Records:
----

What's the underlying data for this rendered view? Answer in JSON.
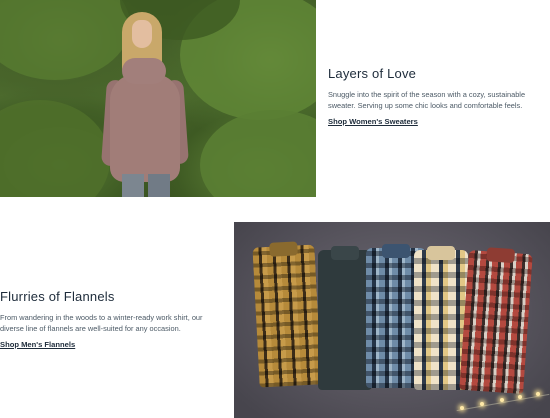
{
  "sections": [
    {
      "heading": "Layers of Love",
      "description": "Snuggle into the spirit of the season with a cozy, sustainable sweater. Serving up some chic looks and comfortable feels.",
      "link": "Shop Women's Sweaters"
    },
    {
      "heading": "Flurries of Flannels",
      "description": "From wandering in the woods to a winter-ready work shirt, our diverse line of flannels are well-suited for any occasion.",
      "link": "Shop Men's Flannels"
    }
  ]
}
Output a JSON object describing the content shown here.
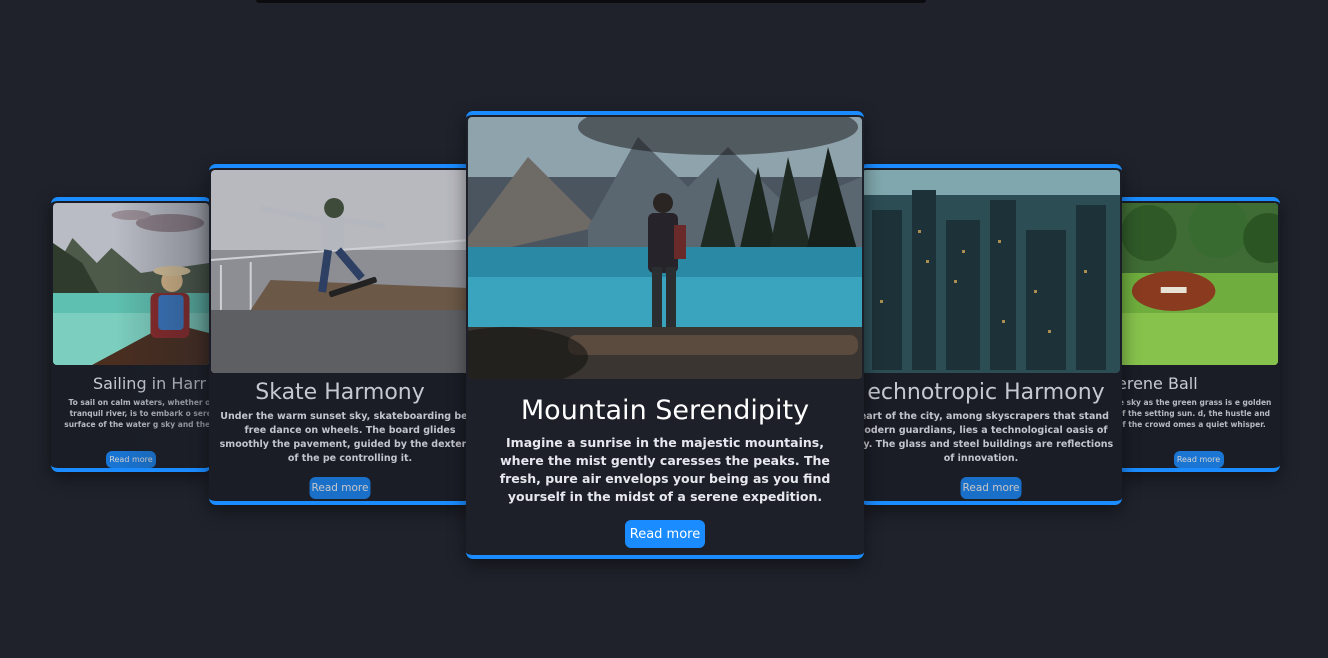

----

- TASK GOAL: Omit all pictures while transcribing the entries verbatim.

- RESULT BELOW:
What's the underlying data for this rendered view? Answer in JSON.
{
  "sections": [
    {
      "heading": "Layers of Love",
      "description": "Snuggle into the spirit of the season with a cozy, sustainable sweater. Serving up some chic looks and comfortable feels.",
      "link": "Shop Women's Sweaters"
    },
    {
      "heading": "Flurries of Flannels",
      "description": "From wandering in the woods to a winter-ready work shirt, our diverse line of flannels are well-suited for any occasion.",
      "link": "Shop Men's Flannels"
    }
  ]
}
Output a JSON object describing the content shown here.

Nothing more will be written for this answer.